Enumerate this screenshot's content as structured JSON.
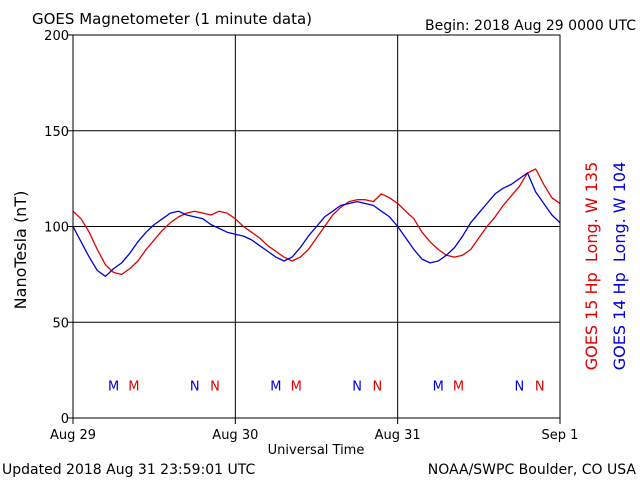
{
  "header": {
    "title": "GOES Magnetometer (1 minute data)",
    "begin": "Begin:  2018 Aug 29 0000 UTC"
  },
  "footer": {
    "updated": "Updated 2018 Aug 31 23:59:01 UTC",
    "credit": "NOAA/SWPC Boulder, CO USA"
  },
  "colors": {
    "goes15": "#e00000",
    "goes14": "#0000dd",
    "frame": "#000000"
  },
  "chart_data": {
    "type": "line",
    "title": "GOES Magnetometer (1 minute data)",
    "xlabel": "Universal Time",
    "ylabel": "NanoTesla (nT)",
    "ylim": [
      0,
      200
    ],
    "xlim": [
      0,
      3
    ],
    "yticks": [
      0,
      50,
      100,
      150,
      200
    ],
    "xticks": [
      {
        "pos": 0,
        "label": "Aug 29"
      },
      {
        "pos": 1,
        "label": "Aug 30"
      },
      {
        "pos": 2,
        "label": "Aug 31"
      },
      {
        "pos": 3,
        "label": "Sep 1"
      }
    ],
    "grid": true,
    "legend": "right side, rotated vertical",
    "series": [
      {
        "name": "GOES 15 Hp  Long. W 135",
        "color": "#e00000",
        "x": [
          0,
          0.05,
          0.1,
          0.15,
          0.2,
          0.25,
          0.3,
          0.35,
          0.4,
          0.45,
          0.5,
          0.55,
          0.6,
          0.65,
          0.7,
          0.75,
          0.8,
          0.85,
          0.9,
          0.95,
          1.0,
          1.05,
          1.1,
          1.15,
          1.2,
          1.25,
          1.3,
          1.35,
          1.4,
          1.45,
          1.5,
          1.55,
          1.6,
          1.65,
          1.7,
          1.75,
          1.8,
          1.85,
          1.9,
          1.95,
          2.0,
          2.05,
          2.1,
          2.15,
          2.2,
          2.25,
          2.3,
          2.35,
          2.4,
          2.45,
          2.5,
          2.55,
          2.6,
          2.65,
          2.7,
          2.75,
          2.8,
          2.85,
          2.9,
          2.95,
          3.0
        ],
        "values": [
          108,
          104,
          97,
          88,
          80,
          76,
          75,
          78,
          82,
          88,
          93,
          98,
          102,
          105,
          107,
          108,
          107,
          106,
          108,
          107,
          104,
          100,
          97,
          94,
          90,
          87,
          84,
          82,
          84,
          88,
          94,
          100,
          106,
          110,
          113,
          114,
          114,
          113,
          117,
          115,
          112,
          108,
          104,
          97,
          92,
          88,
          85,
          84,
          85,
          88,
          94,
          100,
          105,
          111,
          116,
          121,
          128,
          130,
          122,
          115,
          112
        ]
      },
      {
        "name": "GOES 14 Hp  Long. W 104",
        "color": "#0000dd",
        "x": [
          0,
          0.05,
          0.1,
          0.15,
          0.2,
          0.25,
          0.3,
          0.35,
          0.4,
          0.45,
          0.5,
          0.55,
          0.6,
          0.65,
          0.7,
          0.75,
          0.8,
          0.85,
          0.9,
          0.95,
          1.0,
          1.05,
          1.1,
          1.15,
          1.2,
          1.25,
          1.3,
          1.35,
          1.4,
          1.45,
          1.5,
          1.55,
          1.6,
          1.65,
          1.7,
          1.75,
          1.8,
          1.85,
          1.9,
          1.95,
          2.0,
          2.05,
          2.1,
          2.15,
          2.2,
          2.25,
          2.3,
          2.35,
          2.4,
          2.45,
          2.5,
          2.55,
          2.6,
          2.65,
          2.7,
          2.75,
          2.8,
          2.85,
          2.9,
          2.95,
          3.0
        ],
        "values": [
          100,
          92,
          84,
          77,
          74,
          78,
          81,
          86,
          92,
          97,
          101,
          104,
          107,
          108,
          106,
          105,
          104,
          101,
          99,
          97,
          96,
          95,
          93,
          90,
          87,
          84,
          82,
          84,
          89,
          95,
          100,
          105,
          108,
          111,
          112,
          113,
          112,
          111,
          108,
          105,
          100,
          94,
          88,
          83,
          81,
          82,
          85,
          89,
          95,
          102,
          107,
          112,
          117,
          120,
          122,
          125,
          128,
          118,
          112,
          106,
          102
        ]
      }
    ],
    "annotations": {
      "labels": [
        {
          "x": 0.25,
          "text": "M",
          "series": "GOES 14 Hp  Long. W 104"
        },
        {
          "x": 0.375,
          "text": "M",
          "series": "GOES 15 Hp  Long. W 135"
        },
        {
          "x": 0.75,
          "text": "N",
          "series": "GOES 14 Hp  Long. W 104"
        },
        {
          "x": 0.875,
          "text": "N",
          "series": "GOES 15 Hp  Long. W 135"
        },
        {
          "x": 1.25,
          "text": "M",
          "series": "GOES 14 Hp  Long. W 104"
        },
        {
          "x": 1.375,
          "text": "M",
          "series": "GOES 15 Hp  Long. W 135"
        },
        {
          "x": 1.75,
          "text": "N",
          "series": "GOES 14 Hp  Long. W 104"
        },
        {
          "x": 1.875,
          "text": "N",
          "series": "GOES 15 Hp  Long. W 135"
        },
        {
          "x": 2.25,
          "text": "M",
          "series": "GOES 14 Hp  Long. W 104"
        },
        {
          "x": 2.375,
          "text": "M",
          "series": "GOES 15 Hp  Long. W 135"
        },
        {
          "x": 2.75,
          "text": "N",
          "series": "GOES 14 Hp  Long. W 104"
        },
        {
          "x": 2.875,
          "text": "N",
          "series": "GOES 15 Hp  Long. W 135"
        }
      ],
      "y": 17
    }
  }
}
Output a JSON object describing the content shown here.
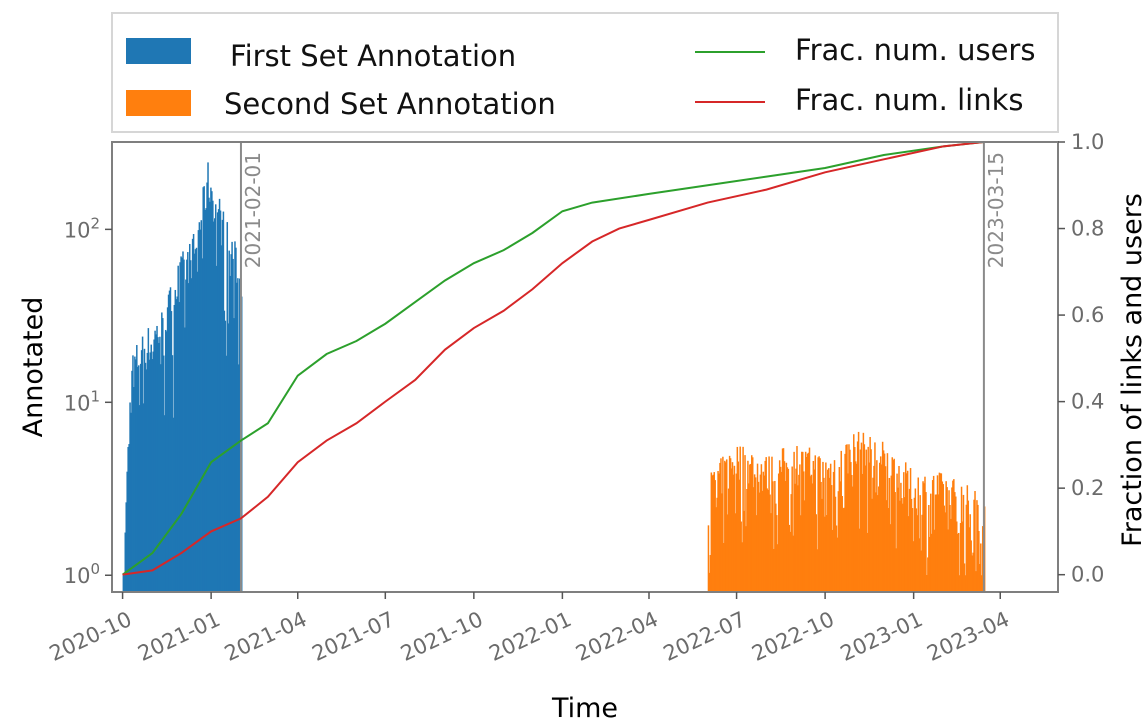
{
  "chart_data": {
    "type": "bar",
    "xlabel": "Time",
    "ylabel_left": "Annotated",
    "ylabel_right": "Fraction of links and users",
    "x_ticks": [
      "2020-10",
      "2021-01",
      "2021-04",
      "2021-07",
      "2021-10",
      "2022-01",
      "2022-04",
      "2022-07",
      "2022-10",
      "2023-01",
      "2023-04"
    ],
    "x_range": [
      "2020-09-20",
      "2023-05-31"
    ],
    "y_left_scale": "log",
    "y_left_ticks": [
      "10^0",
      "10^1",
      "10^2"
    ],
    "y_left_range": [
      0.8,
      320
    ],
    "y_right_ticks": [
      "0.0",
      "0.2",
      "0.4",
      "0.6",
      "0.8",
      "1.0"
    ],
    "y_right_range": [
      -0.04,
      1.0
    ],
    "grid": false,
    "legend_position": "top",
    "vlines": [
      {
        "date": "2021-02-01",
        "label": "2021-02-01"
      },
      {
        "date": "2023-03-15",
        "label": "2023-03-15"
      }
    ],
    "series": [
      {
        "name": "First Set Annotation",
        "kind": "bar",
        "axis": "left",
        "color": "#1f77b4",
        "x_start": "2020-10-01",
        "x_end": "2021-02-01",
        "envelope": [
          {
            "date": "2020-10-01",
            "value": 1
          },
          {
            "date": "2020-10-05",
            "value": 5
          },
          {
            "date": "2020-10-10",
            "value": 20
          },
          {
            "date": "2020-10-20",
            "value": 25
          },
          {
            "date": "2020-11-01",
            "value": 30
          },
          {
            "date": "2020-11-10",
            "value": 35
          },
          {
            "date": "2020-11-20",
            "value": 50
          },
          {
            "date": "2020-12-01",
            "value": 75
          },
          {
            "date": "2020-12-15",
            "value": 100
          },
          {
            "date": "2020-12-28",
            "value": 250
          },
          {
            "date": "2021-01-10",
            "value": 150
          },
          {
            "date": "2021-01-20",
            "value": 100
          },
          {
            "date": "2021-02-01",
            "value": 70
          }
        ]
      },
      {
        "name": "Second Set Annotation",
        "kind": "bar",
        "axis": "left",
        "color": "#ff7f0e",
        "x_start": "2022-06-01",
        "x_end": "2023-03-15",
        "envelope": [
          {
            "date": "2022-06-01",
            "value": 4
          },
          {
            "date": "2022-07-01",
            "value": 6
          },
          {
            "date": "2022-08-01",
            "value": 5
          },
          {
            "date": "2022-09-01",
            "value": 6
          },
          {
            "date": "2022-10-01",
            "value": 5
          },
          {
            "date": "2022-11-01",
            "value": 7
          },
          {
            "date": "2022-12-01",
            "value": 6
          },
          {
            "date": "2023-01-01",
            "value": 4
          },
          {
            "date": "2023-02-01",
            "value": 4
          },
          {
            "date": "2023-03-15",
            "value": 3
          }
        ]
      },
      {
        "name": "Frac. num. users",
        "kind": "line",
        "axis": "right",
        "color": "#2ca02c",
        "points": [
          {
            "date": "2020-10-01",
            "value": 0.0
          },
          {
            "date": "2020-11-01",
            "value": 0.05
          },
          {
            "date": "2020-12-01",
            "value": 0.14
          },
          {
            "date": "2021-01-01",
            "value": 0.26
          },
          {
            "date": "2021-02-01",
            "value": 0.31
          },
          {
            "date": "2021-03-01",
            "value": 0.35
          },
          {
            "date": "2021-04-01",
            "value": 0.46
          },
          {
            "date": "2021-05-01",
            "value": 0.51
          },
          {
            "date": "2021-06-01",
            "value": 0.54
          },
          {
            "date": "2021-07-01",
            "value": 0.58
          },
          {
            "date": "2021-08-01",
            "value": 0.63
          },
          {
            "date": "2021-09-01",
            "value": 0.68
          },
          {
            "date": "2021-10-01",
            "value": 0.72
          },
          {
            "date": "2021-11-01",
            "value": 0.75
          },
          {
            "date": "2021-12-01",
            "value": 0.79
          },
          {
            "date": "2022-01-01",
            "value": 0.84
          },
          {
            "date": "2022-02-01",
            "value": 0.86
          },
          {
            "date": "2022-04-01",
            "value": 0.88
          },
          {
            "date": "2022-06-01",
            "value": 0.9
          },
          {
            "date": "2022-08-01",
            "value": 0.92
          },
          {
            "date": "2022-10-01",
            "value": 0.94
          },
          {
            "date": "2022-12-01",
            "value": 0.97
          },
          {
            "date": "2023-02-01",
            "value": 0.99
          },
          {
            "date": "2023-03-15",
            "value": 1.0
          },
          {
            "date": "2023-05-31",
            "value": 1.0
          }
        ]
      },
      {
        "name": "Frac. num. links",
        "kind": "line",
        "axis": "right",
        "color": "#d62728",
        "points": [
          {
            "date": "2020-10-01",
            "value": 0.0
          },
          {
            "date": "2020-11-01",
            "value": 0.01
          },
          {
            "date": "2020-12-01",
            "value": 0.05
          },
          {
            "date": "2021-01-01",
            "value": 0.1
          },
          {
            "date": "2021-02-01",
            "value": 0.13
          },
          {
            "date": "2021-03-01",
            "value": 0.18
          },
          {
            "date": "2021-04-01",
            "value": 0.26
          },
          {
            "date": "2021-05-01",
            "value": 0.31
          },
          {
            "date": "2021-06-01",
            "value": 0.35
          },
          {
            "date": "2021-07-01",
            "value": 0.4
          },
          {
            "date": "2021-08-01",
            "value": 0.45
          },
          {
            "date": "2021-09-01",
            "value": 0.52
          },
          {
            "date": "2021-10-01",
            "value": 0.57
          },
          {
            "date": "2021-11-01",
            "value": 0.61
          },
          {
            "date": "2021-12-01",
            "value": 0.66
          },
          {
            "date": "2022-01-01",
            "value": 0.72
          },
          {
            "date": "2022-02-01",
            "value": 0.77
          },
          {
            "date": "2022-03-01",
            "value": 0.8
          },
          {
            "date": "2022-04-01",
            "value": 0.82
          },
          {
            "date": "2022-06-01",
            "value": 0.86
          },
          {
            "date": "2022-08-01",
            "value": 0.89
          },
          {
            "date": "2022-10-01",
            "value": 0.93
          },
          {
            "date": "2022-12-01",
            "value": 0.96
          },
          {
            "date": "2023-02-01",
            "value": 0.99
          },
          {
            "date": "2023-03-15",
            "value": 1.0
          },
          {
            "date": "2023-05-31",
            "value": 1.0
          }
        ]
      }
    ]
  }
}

_ _ _ _ _

--- REQUIREMENT ---
Report all lines of the data above that include the string "name".

--- RESULT FOR THIS EXERCISE ---
        "name": "GOES 15 Hp  Long. W 135",
        "name": "GOES 14 Hp  Long. W 104",
        "name": "First Set Annotation",
        "name": "Second Set Annotation",
        "name": "Frac. num. users",
        "name": "Frac. num. links",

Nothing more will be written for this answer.